## Start Listing

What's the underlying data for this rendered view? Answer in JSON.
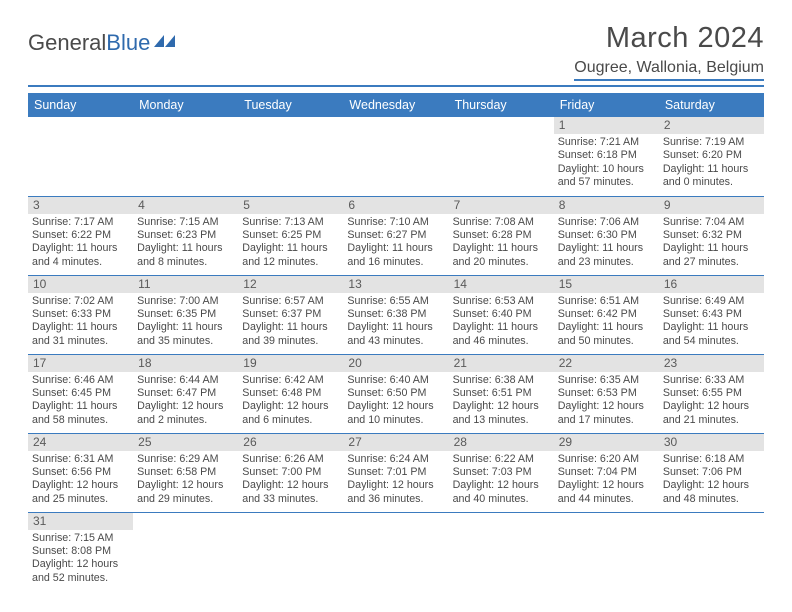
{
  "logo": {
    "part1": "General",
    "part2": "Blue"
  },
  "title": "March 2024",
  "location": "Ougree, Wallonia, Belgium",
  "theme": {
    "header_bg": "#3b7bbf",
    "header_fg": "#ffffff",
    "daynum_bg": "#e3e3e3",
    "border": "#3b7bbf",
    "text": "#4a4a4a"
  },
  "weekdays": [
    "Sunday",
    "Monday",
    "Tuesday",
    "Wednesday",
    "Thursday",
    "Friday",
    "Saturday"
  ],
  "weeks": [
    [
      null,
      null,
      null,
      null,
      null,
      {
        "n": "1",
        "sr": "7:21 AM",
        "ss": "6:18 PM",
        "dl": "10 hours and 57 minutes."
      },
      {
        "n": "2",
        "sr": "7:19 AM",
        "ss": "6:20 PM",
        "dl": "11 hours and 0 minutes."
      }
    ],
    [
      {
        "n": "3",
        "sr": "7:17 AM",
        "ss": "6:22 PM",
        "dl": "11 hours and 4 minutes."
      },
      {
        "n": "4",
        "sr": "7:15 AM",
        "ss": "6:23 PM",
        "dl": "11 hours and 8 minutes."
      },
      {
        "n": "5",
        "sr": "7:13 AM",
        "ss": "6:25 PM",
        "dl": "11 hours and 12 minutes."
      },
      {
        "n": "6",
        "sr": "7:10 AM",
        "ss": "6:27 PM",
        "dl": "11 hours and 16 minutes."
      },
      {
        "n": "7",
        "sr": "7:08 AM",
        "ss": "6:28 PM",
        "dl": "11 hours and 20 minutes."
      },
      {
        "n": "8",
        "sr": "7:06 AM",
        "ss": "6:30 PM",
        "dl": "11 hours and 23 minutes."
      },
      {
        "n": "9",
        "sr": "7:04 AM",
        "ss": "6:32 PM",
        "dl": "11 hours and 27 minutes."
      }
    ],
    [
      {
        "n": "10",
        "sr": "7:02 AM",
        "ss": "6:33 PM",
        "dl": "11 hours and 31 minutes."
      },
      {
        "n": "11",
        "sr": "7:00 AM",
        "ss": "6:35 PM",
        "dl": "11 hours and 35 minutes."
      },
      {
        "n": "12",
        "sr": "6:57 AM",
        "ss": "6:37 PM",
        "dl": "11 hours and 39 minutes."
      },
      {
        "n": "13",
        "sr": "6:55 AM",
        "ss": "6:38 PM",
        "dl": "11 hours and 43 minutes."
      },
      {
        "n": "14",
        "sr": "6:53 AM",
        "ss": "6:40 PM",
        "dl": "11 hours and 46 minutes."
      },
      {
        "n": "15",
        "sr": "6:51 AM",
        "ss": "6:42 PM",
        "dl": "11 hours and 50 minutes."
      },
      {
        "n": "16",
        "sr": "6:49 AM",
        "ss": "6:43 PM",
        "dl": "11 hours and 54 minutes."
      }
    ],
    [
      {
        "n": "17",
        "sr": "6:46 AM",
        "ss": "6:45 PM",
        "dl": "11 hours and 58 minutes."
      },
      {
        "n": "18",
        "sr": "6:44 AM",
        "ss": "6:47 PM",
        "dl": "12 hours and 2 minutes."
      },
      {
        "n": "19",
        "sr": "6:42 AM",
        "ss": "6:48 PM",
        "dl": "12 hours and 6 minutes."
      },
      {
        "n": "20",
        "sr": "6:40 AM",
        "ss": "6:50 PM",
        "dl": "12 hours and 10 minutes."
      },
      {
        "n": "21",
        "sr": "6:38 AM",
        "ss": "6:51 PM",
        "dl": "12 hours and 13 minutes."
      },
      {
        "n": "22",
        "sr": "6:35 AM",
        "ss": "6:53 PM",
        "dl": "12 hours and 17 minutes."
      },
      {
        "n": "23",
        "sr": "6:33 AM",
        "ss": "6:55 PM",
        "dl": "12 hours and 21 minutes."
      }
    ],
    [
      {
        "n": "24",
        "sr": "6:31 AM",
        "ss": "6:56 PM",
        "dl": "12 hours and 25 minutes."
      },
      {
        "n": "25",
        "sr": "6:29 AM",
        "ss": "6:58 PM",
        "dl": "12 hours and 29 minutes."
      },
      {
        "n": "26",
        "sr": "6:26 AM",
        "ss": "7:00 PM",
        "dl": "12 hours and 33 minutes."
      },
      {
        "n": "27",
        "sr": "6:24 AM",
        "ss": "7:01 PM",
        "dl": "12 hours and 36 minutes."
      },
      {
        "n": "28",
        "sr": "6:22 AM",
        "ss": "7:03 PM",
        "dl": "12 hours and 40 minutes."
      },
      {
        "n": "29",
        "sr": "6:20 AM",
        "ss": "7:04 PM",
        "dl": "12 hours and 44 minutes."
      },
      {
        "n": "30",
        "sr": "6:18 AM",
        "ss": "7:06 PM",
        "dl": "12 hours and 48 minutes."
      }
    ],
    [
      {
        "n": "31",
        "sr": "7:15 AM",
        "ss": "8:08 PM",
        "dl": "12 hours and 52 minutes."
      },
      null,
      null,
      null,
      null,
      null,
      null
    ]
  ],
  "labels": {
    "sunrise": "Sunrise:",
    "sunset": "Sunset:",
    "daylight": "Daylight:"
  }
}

## End Listing

Stated problem: Copy every line above word for word and exclude the pictures.

Answer to the exercise:
What's the underlying data for this rendered view? Answer in JSON.
{
  "logo": {
    "part1": "General",
    "part2": "Blue"
  },
  "title": "March 2024",
  "location": "Ougree, Wallonia, Belgium",
  "theme": {
    "header_bg": "#3b7bbf",
    "header_fg": "#ffffff",
    "daynum_bg": "#e3e3e3",
    "border": "#3b7bbf",
    "text": "#4a4a4a"
  },
  "weekdays": [
    "Sunday",
    "Monday",
    "Tuesday",
    "Wednesday",
    "Thursday",
    "Friday",
    "Saturday"
  ],
  "weeks": [
    [
      null,
      null,
      null,
      null,
      null,
      {
        "n": "1",
        "sr": "7:21 AM",
        "ss": "6:18 PM",
        "dl": "10 hours and 57 minutes."
      },
      {
        "n": "2",
        "sr": "7:19 AM",
        "ss": "6:20 PM",
        "dl": "11 hours and 0 minutes."
      }
    ],
    [
      {
        "n": "3",
        "sr": "7:17 AM",
        "ss": "6:22 PM",
        "dl": "11 hours and 4 minutes."
      },
      {
        "n": "4",
        "sr": "7:15 AM",
        "ss": "6:23 PM",
        "dl": "11 hours and 8 minutes."
      },
      {
        "n": "5",
        "sr": "7:13 AM",
        "ss": "6:25 PM",
        "dl": "11 hours and 12 minutes."
      },
      {
        "n": "6",
        "sr": "7:10 AM",
        "ss": "6:27 PM",
        "dl": "11 hours and 16 minutes."
      },
      {
        "n": "7",
        "sr": "7:08 AM",
        "ss": "6:28 PM",
        "dl": "11 hours and 20 minutes."
      },
      {
        "n": "8",
        "sr": "7:06 AM",
        "ss": "6:30 PM",
        "dl": "11 hours and 23 minutes."
      },
      {
        "n": "9",
        "sr": "7:04 AM",
        "ss": "6:32 PM",
        "dl": "11 hours and 27 minutes."
      }
    ],
    [
      {
        "n": "10",
        "sr": "7:02 AM",
        "ss": "6:33 PM",
        "dl": "11 hours and 31 minutes."
      },
      {
        "n": "11",
        "sr": "7:00 AM",
        "ss": "6:35 PM",
        "dl": "11 hours and 35 minutes."
      },
      {
        "n": "12",
        "sr": "6:57 AM",
        "ss": "6:37 PM",
        "dl": "11 hours and 39 minutes."
      },
      {
        "n": "13",
        "sr": "6:55 AM",
        "ss": "6:38 PM",
        "dl": "11 hours and 43 minutes."
      },
      {
        "n": "14",
        "sr": "6:53 AM",
        "ss": "6:40 PM",
        "dl": "11 hours and 46 minutes."
      },
      {
        "n": "15",
        "sr": "6:51 AM",
        "ss": "6:42 PM",
        "dl": "11 hours and 50 minutes."
      },
      {
        "n": "16",
        "sr": "6:49 AM",
        "ss": "6:43 PM",
        "dl": "11 hours and 54 minutes."
      }
    ],
    [
      {
        "n": "17",
        "sr": "6:46 AM",
        "ss": "6:45 PM",
        "dl": "11 hours and 58 minutes."
      },
      {
        "n": "18",
        "sr": "6:44 AM",
        "ss": "6:47 PM",
        "dl": "12 hours and 2 minutes."
      },
      {
        "n": "19",
        "sr": "6:42 AM",
        "ss": "6:48 PM",
        "dl": "12 hours and 6 minutes."
      },
      {
        "n": "20",
        "sr": "6:40 AM",
        "ss": "6:50 PM",
        "dl": "12 hours and 10 minutes."
      },
      {
        "n": "21",
        "sr": "6:38 AM",
        "ss": "6:51 PM",
        "dl": "12 hours and 13 minutes."
      },
      {
        "n": "22",
        "sr": "6:35 AM",
        "ss": "6:53 PM",
        "dl": "12 hours and 17 minutes."
      },
      {
        "n": "23",
        "sr": "6:33 AM",
        "ss": "6:55 PM",
        "dl": "12 hours and 21 minutes."
      }
    ],
    [
      {
        "n": "24",
        "sr": "6:31 AM",
        "ss": "6:56 PM",
        "dl": "12 hours and 25 minutes."
      },
      {
        "n": "25",
        "sr": "6:29 AM",
        "ss": "6:58 PM",
        "dl": "12 hours and 29 minutes."
      },
      {
        "n": "26",
        "sr": "6:26 AM",
        "ss": "7:00 PM",
        "dl": "12 hours and 33 minutes."
      },
      {
        "n": "27",
        "sr": "6:24 AM",
        "ss": "7:01 PM",
        "dl": "12 hours and 36 minutes."
      },
      {
        "n": "28",
        "sr": "6:22 AM",
        "ss": "7:03 PM",
        "dl": "12 hours and 40 minutes."
      },
      {
        "n": "29",
        "sr": "6:20 AM",
        "ss": "7:04 PM",
        "dl": "12 hours and 44 minutes."
      },
      {
        "n": "30",
        "sr": "6:18 AM",
        "ss": "7:06 PM",
        "dl": "12 hours and 48 minutes."
      }
    ],
    [
      {
        "n": "31",
        "sr": "7:15 AM",
        "ss": "8:08 PM",
        "dl": "12 hours and 52 minutes."
      },
      null,
      null,
      null,
      null,
      null,
      null
    ]
  ],
  "labels": {
    "sunrise": "Sunrise:",
    "sunset": "Sunset:",
    "daylight": "Daylight:"
  }
}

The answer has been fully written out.